[Extracted records]

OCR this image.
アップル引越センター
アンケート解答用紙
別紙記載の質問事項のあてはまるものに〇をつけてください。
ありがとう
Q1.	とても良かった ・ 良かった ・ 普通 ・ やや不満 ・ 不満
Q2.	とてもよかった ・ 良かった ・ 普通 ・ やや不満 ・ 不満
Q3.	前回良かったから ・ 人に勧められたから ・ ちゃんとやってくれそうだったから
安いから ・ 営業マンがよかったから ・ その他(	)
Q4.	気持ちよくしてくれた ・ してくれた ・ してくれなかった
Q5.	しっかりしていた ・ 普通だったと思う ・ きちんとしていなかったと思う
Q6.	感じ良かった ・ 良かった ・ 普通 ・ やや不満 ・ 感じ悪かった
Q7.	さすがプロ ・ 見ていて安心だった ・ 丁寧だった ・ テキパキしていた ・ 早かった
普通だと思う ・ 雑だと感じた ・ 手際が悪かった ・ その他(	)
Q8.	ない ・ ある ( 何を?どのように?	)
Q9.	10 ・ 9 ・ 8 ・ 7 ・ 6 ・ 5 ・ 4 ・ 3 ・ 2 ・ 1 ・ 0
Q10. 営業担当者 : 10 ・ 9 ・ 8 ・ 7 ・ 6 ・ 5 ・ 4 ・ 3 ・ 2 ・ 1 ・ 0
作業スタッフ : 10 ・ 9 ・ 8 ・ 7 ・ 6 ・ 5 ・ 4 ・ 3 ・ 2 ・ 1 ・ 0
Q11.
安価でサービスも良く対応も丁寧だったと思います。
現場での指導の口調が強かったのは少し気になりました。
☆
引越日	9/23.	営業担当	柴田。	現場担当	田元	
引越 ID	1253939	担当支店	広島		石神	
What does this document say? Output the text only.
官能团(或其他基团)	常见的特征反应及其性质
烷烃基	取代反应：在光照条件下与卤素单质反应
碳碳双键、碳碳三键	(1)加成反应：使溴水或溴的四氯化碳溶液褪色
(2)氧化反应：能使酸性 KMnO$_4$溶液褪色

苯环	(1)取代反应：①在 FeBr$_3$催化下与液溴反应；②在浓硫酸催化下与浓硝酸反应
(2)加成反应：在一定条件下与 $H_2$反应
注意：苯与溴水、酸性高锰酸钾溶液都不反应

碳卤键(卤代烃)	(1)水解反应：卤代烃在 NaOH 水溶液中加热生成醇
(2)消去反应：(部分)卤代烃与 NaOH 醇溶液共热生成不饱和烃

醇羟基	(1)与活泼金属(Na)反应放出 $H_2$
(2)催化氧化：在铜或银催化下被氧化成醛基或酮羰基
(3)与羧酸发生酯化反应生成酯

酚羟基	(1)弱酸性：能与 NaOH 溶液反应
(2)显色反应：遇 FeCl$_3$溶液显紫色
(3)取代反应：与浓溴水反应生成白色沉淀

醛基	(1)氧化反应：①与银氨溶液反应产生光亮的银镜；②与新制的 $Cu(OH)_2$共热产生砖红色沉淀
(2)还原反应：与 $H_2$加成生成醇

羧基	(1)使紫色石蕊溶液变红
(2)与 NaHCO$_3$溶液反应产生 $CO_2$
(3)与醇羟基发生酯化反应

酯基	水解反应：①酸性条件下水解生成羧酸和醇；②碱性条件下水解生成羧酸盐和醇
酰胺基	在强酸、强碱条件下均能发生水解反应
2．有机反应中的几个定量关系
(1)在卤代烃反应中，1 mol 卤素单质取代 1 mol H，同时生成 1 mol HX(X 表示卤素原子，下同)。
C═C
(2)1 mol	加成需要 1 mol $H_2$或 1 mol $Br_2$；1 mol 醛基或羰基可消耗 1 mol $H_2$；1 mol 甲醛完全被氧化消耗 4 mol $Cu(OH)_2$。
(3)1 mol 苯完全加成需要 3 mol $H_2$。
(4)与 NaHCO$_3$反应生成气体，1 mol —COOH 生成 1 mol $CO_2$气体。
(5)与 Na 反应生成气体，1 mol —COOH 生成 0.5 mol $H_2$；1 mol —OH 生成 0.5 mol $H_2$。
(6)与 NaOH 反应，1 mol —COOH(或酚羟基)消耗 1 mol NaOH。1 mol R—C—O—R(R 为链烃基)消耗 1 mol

__Problem description__. Collect every line with the string "NaHCO" from the records, and copy each.

__Expected answer__.
(2)与 NaHCO$_3$溶液反应产生 $CO_2$
(4)与 NaHCO$_3$反应生成气体，1 mol —COOH 生成 1 mol $CO_2$气体。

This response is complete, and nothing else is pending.